Saved data entries:

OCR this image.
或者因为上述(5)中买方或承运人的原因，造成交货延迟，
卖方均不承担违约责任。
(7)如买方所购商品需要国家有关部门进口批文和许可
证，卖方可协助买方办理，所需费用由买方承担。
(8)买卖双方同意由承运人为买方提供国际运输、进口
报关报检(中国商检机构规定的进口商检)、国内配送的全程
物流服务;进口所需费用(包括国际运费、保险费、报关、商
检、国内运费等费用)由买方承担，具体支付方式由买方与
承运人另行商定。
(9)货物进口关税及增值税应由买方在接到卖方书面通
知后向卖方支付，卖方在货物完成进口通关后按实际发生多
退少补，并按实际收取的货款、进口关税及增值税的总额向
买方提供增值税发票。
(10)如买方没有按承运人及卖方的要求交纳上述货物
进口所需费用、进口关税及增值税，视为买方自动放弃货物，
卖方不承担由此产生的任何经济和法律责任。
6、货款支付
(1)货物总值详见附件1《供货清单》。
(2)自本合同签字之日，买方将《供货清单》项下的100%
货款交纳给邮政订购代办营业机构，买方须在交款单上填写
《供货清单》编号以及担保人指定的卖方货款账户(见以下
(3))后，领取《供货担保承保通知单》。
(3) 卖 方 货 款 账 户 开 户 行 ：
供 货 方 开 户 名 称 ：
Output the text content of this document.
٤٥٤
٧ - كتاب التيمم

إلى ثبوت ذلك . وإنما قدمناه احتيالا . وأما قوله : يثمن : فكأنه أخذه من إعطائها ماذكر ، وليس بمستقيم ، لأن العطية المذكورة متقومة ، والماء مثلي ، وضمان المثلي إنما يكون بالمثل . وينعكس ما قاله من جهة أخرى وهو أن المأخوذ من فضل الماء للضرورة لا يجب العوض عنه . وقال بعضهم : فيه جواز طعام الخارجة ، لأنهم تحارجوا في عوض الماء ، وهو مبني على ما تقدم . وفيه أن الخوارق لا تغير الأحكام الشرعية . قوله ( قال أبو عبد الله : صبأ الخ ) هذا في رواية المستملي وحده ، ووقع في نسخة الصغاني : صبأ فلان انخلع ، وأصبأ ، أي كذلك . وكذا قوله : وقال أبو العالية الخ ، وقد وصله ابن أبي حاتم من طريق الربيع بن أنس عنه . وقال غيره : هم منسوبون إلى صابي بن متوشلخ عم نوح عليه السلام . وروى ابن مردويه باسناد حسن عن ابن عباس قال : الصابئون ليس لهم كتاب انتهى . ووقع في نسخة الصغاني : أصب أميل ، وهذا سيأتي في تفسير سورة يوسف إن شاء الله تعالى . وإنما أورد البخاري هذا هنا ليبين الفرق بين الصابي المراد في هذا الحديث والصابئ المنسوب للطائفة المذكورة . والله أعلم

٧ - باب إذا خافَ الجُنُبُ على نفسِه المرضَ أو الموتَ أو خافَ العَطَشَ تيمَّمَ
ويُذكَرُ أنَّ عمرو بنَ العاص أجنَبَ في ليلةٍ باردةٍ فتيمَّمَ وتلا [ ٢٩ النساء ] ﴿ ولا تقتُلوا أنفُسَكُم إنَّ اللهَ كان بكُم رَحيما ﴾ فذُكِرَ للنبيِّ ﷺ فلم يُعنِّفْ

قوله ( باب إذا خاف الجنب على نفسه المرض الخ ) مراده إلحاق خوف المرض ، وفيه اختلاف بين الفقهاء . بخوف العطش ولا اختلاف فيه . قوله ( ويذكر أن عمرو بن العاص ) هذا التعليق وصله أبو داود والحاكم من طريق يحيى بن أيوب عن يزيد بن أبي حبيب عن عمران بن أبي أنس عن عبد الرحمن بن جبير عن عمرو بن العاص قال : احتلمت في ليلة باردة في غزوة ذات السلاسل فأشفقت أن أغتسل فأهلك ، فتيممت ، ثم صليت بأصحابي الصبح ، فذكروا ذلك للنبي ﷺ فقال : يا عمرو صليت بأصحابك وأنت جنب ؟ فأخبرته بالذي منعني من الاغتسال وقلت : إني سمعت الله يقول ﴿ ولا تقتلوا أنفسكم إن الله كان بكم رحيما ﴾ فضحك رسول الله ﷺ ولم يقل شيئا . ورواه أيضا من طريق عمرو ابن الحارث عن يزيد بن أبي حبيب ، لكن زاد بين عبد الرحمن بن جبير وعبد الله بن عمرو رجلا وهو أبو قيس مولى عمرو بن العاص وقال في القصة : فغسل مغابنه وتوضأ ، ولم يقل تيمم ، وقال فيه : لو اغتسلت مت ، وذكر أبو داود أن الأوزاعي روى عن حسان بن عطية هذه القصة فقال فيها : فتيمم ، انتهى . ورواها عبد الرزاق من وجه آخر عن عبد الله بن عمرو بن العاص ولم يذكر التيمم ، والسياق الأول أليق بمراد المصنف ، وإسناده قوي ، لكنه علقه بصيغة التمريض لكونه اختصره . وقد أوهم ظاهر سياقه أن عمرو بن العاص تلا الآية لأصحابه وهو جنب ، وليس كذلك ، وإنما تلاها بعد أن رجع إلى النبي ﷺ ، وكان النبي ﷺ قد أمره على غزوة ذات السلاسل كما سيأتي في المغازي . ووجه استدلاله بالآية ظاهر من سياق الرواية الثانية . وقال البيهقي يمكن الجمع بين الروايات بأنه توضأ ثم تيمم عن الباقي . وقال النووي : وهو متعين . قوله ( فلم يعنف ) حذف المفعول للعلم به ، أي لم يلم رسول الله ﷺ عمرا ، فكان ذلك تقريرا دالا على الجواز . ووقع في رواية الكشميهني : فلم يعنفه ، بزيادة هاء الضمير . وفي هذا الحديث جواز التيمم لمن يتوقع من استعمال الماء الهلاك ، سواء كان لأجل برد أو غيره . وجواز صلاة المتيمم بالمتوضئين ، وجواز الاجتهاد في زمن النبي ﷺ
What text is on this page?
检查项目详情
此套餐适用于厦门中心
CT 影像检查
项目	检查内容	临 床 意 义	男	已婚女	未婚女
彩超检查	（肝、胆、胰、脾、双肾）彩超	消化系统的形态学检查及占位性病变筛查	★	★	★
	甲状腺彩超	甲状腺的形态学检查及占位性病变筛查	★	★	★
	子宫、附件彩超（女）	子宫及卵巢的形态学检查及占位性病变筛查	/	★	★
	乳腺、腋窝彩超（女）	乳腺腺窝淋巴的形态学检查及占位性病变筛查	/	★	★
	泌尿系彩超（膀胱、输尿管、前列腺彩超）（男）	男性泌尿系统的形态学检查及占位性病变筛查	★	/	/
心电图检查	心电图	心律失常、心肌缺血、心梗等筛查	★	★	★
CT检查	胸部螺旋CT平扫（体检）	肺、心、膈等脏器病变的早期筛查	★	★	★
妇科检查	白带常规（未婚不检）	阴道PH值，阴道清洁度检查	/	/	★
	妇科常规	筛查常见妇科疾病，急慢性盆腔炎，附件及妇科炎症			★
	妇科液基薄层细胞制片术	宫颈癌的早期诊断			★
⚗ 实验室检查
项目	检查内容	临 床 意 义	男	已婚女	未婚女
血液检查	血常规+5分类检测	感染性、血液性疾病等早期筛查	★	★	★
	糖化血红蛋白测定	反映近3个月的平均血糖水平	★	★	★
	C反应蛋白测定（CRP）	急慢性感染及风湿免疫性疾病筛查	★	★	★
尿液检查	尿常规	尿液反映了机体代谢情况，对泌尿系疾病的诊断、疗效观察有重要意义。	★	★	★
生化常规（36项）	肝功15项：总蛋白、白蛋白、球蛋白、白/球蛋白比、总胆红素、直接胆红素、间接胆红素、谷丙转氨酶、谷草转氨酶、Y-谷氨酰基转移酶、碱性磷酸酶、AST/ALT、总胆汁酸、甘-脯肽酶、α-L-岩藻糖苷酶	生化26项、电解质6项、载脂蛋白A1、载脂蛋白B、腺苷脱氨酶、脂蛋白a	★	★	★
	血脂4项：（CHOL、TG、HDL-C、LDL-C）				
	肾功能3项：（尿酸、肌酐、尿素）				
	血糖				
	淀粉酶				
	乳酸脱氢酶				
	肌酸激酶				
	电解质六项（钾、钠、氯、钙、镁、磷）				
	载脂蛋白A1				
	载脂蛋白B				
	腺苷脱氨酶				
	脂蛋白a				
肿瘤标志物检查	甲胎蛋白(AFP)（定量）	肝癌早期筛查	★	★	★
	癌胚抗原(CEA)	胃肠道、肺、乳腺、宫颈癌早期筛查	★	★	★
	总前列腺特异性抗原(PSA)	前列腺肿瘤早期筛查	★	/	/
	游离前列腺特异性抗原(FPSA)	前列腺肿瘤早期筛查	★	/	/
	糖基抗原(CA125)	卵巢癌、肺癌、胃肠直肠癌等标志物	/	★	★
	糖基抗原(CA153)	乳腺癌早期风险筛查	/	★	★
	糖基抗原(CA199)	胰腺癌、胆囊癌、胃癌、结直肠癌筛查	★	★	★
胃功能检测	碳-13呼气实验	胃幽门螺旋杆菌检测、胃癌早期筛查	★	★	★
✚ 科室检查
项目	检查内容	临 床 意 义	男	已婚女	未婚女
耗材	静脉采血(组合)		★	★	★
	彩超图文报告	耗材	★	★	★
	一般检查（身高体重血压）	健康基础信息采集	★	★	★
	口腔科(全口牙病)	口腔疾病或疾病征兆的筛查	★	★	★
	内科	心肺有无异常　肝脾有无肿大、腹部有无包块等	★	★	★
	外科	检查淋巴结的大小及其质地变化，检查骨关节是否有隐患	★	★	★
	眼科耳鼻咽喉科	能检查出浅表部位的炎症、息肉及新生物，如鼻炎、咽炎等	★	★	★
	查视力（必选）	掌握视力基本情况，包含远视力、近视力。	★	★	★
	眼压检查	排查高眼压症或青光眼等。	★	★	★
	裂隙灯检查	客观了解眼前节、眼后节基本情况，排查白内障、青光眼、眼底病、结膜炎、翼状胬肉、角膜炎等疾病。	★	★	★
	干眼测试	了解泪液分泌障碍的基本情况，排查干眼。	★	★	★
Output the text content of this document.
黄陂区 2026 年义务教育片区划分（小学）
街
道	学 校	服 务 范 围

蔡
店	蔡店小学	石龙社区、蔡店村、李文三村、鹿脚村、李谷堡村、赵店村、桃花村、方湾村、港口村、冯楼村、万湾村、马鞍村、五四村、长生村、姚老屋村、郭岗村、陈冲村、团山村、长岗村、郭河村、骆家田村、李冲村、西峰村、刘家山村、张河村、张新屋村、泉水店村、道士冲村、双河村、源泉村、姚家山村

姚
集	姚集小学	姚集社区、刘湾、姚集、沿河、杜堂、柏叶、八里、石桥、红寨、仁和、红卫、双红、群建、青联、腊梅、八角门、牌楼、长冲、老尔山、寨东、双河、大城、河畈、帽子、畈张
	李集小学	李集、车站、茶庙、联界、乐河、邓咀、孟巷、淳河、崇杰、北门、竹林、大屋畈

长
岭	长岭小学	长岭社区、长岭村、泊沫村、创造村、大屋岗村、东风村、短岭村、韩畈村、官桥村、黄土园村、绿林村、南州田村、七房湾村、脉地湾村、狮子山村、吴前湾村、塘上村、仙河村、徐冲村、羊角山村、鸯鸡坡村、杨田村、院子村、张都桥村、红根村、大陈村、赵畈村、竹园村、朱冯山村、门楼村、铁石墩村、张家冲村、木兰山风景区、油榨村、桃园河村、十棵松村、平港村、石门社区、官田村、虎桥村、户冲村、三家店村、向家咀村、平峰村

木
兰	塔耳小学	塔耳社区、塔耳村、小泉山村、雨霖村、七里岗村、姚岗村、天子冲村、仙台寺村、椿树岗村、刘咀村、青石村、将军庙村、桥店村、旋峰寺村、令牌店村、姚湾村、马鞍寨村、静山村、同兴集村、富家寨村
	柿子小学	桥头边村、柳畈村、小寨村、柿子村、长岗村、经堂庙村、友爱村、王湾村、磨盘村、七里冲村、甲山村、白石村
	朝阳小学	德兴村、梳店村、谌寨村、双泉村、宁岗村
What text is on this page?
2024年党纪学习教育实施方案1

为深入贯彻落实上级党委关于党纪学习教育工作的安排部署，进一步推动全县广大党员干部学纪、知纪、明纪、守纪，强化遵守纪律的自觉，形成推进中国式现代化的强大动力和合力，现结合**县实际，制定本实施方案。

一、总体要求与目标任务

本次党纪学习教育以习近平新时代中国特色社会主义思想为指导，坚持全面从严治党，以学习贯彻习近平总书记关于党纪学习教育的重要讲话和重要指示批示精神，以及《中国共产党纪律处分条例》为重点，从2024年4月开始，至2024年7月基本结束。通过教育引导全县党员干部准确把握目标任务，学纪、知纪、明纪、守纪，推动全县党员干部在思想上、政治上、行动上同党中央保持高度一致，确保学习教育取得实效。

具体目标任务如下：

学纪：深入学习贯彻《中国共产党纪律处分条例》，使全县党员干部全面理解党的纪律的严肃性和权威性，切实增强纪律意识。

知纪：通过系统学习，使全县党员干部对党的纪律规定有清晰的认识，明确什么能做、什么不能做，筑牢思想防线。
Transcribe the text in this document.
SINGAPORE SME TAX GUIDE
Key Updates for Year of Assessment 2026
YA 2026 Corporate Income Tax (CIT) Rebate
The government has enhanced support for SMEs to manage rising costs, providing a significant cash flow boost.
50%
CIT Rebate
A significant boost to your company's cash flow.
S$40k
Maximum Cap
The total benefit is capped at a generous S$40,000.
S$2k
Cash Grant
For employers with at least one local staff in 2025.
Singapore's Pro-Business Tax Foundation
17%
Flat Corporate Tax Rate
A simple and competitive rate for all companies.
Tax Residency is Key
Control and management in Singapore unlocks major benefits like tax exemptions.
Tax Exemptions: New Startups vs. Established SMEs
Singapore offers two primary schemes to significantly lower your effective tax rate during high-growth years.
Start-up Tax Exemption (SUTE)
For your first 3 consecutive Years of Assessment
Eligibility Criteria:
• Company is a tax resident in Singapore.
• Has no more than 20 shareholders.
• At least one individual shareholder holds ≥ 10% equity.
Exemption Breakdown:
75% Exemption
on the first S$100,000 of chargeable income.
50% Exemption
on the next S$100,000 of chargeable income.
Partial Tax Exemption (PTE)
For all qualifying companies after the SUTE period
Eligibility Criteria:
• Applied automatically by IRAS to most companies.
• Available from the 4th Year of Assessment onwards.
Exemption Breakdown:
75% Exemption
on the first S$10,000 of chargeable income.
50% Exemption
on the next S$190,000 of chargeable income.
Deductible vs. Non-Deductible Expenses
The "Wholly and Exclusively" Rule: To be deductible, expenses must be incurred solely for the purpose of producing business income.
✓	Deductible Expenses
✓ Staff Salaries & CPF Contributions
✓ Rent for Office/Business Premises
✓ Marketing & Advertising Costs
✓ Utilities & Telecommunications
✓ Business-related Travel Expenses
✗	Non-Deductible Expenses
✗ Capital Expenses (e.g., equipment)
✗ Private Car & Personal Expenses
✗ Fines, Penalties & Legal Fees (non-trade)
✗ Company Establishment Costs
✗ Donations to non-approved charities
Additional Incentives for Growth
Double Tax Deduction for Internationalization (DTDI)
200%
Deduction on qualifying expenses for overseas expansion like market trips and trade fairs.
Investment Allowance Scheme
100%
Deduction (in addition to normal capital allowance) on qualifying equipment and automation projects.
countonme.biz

- Brief: Report how many lines of the entries hold the word "糖基抗原". Nothing else is needed.

- Expected answer: 3